## Data records
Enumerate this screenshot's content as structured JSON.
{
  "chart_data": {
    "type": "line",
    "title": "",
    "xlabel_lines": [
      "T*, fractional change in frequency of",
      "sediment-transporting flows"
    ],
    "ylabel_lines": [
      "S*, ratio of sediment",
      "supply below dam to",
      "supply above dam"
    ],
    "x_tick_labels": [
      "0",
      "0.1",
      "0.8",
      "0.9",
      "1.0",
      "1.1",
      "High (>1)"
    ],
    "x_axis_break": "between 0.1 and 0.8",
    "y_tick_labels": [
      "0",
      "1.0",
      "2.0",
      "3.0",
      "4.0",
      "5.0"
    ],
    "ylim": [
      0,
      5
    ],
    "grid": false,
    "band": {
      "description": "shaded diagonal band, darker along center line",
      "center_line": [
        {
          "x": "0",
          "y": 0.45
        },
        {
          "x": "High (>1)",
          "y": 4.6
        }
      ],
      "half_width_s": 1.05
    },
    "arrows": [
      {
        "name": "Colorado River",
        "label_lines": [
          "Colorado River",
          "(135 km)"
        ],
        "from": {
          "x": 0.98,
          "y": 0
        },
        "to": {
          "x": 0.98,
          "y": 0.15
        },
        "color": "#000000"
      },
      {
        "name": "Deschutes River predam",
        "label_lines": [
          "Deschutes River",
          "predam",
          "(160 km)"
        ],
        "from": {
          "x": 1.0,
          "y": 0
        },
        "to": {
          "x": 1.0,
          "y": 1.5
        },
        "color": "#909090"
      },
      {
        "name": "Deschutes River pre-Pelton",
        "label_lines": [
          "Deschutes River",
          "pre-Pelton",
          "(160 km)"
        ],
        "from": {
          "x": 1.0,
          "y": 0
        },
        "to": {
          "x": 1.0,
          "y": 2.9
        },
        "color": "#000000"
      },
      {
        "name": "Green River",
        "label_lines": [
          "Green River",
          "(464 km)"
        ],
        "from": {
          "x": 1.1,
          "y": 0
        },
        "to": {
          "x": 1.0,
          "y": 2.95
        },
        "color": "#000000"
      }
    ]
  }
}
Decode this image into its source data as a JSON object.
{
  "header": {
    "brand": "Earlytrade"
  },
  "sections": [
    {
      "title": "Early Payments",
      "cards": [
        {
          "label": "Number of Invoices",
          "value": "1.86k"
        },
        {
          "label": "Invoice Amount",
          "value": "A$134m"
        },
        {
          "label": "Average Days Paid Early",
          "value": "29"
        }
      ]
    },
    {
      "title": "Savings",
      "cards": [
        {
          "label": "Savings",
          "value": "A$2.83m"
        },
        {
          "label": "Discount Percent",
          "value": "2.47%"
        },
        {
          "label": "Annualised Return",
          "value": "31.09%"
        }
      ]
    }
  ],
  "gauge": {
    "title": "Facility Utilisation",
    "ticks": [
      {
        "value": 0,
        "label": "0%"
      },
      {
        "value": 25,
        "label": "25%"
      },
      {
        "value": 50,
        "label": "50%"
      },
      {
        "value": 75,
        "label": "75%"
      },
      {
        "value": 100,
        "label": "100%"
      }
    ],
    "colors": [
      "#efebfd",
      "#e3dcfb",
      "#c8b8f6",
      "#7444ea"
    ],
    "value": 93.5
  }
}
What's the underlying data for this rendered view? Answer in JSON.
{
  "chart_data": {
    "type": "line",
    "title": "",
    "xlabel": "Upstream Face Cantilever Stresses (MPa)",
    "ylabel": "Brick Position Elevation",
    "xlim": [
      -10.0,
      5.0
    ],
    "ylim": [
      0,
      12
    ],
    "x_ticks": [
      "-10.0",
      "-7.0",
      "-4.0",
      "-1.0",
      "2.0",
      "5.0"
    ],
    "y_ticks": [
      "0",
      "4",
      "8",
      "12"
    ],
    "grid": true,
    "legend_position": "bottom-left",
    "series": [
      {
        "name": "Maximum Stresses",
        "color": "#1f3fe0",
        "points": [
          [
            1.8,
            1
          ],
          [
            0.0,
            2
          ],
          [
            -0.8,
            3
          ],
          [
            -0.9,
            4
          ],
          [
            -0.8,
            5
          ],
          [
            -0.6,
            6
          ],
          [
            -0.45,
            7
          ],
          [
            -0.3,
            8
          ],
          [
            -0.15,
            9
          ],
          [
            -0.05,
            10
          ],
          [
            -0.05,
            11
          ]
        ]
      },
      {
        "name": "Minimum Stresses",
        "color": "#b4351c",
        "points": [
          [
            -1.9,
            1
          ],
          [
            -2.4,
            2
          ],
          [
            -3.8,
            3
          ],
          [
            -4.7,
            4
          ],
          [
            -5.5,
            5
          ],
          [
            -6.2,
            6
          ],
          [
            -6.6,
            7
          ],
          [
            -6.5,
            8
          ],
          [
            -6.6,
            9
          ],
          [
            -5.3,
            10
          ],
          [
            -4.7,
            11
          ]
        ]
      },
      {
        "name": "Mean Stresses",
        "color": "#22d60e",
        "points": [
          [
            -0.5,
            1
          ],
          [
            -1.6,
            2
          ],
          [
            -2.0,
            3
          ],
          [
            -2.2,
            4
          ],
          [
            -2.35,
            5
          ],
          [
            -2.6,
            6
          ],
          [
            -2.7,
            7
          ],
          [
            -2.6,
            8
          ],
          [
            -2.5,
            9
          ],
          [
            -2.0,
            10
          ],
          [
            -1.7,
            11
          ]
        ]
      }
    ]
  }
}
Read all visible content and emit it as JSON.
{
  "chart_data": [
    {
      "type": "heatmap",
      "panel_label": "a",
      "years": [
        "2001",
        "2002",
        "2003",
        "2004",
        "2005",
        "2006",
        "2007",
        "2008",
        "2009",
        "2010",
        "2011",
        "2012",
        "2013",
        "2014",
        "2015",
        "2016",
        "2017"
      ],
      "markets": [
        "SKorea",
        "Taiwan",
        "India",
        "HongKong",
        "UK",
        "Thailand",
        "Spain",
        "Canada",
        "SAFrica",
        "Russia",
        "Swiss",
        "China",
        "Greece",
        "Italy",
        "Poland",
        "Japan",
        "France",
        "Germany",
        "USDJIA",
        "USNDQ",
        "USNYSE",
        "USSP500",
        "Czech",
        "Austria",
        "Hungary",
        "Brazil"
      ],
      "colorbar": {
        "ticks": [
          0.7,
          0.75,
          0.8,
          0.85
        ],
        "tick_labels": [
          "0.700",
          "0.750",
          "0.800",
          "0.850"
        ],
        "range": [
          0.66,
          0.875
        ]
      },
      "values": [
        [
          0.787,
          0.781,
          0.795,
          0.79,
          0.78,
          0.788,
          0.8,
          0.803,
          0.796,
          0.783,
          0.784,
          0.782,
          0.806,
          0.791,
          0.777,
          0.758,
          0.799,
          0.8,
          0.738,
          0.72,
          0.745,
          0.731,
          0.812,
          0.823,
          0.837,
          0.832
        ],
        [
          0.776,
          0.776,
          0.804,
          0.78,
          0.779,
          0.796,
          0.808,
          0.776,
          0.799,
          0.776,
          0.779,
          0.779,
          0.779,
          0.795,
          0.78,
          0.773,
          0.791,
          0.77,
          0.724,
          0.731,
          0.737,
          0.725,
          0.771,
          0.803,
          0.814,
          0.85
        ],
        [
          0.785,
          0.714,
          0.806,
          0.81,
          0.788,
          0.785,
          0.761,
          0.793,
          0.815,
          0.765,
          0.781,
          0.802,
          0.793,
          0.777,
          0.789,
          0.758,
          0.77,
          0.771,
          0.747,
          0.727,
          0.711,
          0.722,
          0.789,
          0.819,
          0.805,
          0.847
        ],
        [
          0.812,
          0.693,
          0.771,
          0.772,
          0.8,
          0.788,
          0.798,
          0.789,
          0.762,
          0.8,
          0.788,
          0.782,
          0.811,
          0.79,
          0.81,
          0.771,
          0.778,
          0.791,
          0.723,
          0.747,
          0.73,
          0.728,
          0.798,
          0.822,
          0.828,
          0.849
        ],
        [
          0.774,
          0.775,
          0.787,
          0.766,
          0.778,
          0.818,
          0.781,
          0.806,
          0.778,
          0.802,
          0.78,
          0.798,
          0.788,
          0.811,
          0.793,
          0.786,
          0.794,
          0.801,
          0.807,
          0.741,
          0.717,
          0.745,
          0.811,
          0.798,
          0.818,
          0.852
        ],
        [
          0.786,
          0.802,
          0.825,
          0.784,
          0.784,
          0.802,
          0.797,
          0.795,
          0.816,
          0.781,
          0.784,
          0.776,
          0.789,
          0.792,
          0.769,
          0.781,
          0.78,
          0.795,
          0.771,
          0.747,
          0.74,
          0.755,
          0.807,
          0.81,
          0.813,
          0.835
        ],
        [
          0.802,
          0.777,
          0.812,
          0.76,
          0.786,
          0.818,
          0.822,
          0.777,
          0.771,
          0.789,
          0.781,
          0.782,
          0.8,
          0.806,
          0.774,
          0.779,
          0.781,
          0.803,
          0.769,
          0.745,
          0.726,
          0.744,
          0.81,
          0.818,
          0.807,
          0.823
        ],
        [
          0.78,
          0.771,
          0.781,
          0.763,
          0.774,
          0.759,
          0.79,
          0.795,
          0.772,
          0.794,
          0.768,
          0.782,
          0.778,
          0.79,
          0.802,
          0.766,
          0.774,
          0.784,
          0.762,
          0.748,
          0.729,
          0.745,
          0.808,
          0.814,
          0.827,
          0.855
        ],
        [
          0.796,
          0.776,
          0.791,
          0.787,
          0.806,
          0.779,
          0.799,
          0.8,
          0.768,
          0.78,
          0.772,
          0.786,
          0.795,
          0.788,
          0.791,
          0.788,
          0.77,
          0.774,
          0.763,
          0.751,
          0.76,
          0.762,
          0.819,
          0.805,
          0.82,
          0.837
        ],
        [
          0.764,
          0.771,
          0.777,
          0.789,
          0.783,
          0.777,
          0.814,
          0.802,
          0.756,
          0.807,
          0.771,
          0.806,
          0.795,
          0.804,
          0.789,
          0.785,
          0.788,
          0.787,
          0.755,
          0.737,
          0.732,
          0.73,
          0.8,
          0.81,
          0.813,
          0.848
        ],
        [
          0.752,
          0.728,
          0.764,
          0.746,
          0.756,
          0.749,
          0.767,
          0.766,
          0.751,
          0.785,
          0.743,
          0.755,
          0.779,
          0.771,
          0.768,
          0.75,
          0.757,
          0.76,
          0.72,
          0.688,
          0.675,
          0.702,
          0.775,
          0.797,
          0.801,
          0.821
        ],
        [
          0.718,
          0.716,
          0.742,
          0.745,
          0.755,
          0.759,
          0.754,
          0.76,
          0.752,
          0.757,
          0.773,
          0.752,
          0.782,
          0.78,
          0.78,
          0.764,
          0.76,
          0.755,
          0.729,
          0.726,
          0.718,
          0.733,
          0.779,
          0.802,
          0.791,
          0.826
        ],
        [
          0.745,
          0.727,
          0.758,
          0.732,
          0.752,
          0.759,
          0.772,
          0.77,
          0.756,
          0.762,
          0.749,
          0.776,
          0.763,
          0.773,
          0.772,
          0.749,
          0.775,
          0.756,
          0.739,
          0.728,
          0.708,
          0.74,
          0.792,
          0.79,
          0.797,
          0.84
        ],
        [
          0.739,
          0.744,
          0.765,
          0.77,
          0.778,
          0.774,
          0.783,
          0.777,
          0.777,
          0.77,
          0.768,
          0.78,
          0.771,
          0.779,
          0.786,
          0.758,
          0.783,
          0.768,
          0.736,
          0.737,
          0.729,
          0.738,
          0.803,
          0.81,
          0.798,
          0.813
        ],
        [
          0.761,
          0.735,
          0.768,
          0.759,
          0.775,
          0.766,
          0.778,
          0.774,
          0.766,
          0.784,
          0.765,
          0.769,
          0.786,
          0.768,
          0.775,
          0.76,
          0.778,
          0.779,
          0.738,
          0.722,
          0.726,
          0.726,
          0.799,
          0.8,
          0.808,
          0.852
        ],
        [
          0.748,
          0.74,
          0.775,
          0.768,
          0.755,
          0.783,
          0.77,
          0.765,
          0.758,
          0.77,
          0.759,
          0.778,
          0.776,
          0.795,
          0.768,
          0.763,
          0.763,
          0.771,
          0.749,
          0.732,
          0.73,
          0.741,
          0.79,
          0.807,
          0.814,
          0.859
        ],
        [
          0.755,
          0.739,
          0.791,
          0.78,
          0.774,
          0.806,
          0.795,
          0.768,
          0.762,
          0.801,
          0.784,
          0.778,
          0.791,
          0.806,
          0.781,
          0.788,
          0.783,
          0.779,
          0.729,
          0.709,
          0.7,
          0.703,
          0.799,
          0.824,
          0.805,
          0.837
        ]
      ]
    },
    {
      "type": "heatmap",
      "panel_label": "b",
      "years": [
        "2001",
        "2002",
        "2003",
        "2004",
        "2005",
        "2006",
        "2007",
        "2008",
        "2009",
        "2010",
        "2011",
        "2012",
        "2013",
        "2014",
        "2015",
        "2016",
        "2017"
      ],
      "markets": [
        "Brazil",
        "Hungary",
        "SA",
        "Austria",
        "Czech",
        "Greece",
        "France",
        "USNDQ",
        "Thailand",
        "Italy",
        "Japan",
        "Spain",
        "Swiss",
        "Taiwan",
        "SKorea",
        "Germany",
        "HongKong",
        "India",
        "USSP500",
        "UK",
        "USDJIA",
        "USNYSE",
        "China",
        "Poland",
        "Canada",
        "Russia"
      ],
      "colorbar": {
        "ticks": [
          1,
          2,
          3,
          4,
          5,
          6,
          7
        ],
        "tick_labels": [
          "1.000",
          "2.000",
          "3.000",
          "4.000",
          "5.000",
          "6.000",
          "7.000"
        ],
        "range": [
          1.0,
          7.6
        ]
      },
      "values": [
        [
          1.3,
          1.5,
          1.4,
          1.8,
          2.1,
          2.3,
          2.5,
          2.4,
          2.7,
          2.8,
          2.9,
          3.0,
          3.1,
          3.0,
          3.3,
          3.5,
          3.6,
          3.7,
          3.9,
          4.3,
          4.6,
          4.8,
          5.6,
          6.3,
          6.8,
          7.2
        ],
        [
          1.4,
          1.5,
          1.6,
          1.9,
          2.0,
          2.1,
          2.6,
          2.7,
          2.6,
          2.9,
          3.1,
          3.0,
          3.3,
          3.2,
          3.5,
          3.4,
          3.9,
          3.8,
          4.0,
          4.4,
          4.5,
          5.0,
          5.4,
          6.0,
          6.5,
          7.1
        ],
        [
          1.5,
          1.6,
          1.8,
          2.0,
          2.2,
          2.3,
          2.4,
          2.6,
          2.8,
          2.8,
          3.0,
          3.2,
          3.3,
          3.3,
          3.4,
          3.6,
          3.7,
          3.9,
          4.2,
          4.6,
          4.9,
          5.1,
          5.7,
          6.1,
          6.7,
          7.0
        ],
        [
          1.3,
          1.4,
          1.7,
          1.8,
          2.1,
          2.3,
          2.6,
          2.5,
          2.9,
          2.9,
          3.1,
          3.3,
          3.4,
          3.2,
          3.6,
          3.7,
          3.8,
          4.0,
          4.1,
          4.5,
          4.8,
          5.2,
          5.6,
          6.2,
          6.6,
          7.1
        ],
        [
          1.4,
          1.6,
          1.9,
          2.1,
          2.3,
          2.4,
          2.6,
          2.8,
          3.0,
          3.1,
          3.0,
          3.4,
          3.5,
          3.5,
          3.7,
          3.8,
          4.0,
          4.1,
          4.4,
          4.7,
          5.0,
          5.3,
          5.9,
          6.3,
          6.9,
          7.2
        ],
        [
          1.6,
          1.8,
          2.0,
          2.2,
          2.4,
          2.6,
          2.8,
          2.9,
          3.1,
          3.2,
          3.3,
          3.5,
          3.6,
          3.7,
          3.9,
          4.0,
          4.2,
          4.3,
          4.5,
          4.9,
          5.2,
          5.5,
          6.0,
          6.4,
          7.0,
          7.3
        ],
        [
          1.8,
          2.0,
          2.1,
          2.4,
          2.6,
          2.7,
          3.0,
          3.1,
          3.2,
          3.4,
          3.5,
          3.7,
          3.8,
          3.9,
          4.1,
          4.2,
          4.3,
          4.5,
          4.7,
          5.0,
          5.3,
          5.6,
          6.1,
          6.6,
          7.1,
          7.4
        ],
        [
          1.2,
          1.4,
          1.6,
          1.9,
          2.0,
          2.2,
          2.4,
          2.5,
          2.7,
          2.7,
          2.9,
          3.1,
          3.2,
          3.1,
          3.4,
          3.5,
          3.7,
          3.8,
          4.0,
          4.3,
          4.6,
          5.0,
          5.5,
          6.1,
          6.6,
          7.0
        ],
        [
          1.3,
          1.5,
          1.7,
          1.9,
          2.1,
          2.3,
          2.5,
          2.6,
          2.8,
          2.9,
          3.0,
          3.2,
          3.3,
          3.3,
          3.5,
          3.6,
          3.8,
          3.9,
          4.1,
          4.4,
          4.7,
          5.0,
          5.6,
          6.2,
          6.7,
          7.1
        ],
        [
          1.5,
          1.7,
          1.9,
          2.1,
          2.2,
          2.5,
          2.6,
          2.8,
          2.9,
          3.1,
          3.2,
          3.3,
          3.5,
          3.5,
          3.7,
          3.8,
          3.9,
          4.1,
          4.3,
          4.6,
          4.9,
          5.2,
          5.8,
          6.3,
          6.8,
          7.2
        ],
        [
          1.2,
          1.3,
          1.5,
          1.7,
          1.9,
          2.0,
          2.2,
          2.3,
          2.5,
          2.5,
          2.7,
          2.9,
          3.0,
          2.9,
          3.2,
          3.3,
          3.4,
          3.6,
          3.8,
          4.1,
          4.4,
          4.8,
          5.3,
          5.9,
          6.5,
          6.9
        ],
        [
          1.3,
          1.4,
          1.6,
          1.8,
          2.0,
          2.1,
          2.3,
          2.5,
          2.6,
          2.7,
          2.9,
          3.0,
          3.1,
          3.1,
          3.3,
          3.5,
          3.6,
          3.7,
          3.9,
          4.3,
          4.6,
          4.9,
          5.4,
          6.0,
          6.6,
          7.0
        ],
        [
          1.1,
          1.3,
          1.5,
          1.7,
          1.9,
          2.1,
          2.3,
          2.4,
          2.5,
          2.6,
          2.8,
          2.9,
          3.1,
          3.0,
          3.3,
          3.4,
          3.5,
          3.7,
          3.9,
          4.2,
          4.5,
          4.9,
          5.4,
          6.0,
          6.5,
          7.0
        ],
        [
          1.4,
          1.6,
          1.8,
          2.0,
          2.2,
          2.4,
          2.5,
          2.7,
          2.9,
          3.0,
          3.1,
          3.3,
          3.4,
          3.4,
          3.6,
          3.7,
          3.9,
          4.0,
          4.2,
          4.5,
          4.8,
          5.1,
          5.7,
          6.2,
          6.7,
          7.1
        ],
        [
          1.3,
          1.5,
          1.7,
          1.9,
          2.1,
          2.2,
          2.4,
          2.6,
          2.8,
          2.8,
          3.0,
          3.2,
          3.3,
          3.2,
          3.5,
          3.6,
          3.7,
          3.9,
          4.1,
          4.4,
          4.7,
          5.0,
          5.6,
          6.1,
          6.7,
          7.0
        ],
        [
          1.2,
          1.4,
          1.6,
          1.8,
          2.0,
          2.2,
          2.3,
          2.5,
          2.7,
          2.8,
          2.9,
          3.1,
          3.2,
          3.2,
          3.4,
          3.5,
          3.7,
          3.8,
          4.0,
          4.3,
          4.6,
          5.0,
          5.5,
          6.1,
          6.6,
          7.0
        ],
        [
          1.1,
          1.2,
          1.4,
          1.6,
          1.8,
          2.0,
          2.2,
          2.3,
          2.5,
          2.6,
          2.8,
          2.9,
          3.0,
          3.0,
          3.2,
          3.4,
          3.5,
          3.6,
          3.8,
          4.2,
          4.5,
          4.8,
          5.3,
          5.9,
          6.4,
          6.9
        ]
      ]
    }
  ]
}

## Task objective
Return every line from the records above that holds the word "Colorado".

## Written solution
        "name": "Colorado River",
          "Colorado River",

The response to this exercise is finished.